> **Excerpted data**
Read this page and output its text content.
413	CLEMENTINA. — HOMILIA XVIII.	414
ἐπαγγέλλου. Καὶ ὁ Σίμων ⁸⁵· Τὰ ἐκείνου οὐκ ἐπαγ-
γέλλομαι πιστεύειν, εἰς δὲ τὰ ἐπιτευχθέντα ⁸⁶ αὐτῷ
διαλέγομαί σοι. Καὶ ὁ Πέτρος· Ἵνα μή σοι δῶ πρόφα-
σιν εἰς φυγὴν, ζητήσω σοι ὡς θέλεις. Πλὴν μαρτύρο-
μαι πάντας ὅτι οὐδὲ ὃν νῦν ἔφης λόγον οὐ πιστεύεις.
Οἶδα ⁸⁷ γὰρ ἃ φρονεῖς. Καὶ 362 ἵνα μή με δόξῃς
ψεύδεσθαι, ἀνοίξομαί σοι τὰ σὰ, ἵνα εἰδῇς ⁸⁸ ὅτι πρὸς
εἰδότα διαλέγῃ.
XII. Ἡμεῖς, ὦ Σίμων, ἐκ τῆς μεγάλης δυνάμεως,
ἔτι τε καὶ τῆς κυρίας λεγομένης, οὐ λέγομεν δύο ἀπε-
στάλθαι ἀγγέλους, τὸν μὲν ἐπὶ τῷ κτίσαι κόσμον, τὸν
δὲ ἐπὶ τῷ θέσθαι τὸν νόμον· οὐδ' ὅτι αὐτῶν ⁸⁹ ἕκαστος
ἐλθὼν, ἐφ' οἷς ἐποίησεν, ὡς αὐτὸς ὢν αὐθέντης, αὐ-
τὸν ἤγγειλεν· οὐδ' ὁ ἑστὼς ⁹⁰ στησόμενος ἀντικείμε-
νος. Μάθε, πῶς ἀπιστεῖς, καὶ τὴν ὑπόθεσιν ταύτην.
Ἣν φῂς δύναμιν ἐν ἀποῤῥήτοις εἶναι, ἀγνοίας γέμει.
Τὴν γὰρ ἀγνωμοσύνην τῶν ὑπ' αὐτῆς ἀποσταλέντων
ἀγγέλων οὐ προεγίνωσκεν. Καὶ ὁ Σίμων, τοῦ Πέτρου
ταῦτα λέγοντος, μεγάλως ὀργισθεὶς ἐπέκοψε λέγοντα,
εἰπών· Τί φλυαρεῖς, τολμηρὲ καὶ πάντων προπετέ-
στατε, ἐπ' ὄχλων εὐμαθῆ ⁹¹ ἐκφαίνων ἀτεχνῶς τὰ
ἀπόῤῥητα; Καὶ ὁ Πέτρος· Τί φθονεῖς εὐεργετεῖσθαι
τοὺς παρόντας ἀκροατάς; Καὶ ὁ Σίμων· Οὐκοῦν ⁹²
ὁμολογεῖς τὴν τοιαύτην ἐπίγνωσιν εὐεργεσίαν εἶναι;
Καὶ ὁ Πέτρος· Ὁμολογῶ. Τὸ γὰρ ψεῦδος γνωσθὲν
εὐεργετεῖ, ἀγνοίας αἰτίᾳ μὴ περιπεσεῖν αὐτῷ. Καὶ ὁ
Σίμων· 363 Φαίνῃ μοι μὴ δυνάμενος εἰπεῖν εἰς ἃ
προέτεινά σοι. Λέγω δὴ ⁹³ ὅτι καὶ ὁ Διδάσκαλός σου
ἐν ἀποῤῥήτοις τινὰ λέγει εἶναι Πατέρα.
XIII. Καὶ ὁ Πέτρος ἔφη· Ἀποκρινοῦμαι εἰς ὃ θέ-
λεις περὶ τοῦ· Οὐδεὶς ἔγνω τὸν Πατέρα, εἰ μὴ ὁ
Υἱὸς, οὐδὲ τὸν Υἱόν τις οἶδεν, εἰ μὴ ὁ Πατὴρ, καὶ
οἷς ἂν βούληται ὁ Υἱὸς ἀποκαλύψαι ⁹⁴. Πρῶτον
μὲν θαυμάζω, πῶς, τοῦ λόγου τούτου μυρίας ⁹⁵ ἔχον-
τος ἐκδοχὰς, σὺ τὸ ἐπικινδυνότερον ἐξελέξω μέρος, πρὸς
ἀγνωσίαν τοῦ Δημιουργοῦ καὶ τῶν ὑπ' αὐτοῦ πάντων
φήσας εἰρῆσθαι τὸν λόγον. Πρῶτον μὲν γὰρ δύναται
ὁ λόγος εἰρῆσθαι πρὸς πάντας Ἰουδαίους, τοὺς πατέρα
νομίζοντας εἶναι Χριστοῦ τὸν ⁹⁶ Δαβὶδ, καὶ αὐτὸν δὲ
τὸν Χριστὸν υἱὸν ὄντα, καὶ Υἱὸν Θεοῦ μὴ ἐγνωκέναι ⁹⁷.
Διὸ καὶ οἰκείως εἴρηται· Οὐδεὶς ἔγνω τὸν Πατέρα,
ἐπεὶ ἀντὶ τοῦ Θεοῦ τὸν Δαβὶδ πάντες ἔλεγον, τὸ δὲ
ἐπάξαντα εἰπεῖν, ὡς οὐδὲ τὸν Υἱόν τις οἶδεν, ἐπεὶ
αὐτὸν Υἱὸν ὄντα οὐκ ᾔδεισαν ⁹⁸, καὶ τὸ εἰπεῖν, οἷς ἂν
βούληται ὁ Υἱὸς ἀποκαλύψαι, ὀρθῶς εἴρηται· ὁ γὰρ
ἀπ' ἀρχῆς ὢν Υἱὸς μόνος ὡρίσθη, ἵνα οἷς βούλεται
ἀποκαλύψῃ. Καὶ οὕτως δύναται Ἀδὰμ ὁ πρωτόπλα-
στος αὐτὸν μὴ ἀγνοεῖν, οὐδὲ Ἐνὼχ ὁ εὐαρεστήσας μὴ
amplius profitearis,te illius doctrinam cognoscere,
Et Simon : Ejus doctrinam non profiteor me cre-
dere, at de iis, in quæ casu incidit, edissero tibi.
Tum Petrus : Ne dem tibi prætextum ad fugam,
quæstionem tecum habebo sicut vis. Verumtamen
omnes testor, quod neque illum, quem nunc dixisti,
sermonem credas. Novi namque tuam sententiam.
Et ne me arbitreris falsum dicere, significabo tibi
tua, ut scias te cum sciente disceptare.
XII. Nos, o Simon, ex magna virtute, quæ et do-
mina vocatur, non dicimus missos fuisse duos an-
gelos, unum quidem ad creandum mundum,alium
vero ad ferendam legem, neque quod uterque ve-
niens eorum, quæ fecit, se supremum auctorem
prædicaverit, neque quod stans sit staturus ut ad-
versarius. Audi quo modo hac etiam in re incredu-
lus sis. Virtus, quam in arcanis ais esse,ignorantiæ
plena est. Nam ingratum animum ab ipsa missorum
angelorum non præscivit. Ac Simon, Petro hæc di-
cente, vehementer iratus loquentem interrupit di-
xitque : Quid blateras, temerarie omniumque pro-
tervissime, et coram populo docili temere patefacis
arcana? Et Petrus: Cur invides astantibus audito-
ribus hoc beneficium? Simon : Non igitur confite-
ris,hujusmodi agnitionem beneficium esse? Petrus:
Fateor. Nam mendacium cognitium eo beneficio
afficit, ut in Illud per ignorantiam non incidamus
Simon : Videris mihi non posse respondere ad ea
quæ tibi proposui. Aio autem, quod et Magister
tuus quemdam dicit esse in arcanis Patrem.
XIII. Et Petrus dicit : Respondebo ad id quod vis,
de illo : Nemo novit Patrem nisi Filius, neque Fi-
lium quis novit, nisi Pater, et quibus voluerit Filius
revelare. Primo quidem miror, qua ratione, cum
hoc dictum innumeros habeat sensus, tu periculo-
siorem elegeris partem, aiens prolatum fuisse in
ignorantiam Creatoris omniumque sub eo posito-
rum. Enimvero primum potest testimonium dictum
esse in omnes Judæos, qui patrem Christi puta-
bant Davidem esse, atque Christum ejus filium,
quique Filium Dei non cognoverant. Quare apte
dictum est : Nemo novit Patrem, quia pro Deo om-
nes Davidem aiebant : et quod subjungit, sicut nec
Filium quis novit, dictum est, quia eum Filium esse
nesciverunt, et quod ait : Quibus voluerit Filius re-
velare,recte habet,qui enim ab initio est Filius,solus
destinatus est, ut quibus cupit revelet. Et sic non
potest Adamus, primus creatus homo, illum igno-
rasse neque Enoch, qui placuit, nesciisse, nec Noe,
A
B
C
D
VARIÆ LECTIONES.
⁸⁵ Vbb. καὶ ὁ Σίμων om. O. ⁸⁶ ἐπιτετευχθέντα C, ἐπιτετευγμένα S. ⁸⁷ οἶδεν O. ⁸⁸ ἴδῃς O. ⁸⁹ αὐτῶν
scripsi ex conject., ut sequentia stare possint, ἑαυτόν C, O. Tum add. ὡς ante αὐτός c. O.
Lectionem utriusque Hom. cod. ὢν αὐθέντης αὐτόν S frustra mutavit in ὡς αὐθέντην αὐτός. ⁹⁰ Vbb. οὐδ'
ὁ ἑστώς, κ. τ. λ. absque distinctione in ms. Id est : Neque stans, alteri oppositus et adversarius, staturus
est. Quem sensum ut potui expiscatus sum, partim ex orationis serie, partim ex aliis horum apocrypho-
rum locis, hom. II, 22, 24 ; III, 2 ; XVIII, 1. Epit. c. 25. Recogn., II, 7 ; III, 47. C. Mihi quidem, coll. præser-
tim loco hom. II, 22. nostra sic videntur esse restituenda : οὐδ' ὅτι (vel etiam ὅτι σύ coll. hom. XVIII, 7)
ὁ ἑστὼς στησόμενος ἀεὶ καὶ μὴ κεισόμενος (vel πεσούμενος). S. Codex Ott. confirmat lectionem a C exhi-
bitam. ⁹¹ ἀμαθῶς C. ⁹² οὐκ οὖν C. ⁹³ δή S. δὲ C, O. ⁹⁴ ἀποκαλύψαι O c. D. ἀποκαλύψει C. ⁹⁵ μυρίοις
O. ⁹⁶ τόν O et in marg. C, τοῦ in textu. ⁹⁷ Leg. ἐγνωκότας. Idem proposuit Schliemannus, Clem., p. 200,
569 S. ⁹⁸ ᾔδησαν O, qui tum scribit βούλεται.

> **Challenge**
Output a single number: how many lines contain the word "αὐτός".

> **Solved exercise**
2